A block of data
* * * * * * * * *

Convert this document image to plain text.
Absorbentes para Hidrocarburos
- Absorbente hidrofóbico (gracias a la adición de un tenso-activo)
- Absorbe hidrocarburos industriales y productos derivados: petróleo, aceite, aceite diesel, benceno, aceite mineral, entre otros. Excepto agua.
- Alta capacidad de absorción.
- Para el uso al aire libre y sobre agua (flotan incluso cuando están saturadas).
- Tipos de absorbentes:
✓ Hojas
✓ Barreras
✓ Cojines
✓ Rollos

* * * * * * * * *

Identify all lines in the records above with the word "agua".

▶ Solution below:
- Absorbe hidrocarburos industriales y productos derivados: petróleo, aceite, aceite diesel, benceno, aceite mineral, entre otros. Excepto agua.
- Para el uso al aire libre y sobre agua (flotan incluso cuando están saturadas).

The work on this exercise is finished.